Text under study:
____________

Dataset

As part of the national cancer surveillance mandate, the SEER cancer registries collect data on patient demographics, primary tumor site, tumor morphology, stage at diagnosis, and first course of treatment. Tumor site and morphology are captured in the form of six key data elements—site, subsite, laterality, histology, behavior, and grade. These data elements are considered essential for SEER to provide an annual report on cancer incidence.

Our full dataset consists of 546,806 cancer pathology reports obtained from the Louisiana and Kentucky SEER cancer registries. Data was utilized under a protocol approved by the Department of Energy Central IRB. For our study, we use original pathology reports that did not go through de-identification; this study qualified for a waiver of subject consent according to 10 CFR 745.117(c).

Our dataset covers cancer cases of all types from Louisiana residents spanning the years 2004-2018 and Kentucky residents spanning the years 2009-2018. Each pathology report is associated with a unique tumor ID that indicates the specific patient and tumor for the report—each tumor ID may be associated with one or more pathology reports. For example, a patient may have an initial test to check for cancer at a particular site, secondary tests of neighboring organs to see if the cancer has spread, and a followup test to see if the cancer has developed.

____________

Activity list:
[1] Transcribe the stretch of the dataset description from "Our dataset covers" through "cancer has developed.".
[2] According to the dataset description, how many cancer pathology reports make up the full dataset?

Given data:
____________

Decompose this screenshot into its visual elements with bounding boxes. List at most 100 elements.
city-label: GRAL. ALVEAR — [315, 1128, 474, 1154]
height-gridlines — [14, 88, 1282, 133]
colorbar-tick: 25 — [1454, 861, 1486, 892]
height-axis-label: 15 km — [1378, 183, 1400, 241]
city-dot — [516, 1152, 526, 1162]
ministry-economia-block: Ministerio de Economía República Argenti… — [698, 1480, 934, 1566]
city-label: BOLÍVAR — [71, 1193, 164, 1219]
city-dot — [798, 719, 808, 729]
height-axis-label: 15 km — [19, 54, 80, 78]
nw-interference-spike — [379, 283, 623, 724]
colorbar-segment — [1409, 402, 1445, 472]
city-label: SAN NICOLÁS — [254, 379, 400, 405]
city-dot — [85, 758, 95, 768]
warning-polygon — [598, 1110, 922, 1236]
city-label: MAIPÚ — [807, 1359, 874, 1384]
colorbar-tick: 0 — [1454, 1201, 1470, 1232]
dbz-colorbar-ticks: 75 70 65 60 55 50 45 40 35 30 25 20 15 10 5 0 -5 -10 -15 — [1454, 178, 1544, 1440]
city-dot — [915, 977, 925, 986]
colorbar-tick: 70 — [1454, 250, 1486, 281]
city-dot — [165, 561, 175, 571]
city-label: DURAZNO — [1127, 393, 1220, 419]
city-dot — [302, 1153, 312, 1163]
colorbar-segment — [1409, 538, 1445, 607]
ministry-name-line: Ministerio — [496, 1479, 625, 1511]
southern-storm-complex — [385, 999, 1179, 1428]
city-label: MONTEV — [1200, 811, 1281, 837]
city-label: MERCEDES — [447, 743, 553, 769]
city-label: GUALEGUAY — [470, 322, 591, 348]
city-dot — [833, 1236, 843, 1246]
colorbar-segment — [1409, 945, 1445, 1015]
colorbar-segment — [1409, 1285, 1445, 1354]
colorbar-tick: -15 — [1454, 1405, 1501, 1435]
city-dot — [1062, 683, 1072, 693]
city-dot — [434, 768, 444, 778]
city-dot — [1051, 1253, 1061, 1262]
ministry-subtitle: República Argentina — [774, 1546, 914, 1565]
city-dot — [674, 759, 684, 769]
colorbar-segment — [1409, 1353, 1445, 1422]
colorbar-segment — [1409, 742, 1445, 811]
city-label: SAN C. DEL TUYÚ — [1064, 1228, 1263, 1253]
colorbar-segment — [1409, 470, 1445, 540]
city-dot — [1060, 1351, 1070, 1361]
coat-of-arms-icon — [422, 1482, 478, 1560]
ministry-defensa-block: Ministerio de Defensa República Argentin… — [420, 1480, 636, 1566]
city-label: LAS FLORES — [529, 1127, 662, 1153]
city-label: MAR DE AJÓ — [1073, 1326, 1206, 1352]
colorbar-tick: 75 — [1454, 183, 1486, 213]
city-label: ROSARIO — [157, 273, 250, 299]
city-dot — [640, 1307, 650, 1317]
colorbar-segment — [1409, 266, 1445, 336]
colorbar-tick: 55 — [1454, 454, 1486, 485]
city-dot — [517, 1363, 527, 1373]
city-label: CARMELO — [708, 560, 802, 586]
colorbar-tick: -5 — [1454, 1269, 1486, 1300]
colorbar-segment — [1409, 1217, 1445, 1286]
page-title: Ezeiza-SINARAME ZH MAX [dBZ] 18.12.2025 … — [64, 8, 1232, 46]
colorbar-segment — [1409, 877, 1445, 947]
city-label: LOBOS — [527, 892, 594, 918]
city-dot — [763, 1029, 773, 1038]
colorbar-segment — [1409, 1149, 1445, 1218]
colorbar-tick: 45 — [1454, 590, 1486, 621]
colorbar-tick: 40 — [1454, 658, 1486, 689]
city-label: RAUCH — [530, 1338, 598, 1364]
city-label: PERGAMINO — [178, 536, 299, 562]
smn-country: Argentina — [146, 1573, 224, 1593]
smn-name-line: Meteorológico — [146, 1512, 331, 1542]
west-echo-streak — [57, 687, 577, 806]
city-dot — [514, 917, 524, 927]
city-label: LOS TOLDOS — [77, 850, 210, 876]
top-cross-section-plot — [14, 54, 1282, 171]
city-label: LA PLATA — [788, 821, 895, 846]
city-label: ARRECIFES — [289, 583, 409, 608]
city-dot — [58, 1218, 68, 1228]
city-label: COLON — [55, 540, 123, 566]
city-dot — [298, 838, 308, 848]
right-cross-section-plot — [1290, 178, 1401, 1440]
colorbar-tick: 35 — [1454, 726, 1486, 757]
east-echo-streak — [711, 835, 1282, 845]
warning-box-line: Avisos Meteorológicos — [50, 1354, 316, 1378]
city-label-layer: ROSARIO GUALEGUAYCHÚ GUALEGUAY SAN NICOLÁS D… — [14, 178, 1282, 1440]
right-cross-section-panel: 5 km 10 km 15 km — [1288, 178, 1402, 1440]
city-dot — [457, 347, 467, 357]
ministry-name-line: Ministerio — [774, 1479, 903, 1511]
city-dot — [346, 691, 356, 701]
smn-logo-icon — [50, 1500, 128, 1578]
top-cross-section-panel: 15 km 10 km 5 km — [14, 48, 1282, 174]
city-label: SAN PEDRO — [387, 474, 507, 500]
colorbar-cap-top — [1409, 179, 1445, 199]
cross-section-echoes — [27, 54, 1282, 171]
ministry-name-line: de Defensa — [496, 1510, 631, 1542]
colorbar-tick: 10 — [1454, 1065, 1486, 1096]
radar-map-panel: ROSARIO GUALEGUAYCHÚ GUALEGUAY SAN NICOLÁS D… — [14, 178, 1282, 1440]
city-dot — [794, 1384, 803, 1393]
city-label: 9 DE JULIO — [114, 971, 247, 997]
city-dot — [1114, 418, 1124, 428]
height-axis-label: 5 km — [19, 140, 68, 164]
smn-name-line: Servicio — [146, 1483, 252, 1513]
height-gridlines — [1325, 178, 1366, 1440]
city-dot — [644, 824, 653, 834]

____________

Answers in order:
[1]
Our dataset covers cancer cases of all types from Louisiana residents spanning the years 2004-2018 and Kentucky residents spanning the years 2009-2018. Each pathology report is associated with a unique tumor ID that indicates the specific patient and tumor for the report—each tumor ID may be associated with one or more pathology reports. For example, a patient may have an initial test to check for cancer at a particular site, secondary tests of neighboring organs to see if the cancer has spread, and a followup test to see if the cancer has developed.

[2] 546,806